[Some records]

--------------------

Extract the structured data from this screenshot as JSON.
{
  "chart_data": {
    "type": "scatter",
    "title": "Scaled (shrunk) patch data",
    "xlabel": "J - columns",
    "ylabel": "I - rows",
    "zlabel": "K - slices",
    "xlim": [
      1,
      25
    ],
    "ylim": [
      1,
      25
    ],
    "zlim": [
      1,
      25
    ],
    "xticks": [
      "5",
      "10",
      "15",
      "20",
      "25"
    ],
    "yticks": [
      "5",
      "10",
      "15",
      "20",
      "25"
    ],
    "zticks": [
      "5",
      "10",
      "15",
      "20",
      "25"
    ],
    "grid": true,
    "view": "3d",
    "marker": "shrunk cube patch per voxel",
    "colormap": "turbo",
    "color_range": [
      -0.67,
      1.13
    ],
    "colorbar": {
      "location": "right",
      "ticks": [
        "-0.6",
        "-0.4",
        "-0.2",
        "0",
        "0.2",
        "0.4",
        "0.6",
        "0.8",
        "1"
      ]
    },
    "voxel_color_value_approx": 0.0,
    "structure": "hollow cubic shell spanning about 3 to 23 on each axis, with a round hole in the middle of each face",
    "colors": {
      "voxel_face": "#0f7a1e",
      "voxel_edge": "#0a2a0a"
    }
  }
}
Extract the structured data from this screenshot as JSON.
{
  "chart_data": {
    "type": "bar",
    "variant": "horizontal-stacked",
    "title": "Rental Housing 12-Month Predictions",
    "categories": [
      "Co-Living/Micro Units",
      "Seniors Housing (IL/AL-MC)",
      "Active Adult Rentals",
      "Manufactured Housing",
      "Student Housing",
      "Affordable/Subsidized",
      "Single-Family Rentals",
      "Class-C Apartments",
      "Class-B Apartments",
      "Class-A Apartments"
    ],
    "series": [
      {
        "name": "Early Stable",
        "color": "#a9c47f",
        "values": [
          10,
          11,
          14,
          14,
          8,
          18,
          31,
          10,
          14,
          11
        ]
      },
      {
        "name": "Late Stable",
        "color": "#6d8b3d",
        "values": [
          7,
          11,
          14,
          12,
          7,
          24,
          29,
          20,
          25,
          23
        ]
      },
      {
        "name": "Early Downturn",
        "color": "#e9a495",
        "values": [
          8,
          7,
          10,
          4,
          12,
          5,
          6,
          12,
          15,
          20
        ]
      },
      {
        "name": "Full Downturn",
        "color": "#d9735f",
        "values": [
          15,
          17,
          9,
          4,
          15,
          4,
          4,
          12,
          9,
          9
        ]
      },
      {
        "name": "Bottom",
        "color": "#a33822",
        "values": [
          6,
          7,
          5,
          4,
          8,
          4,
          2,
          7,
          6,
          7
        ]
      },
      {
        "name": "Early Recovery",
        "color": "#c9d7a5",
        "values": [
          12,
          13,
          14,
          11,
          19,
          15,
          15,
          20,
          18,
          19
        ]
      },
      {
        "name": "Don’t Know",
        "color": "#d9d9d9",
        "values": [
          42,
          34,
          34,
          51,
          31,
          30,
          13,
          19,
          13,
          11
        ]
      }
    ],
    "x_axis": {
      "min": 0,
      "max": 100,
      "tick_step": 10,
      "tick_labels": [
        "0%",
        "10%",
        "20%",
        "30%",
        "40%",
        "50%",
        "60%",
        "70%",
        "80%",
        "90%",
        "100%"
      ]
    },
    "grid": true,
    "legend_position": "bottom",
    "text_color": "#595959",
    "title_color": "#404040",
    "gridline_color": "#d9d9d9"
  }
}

--------------------

EXERCISE BRIEF: Check each line above for the string "Downturn", then copy the ones that have it.

WRITTEN RESPONSE:
        "name": "Early Downturn",
        "name": "Full Downturn",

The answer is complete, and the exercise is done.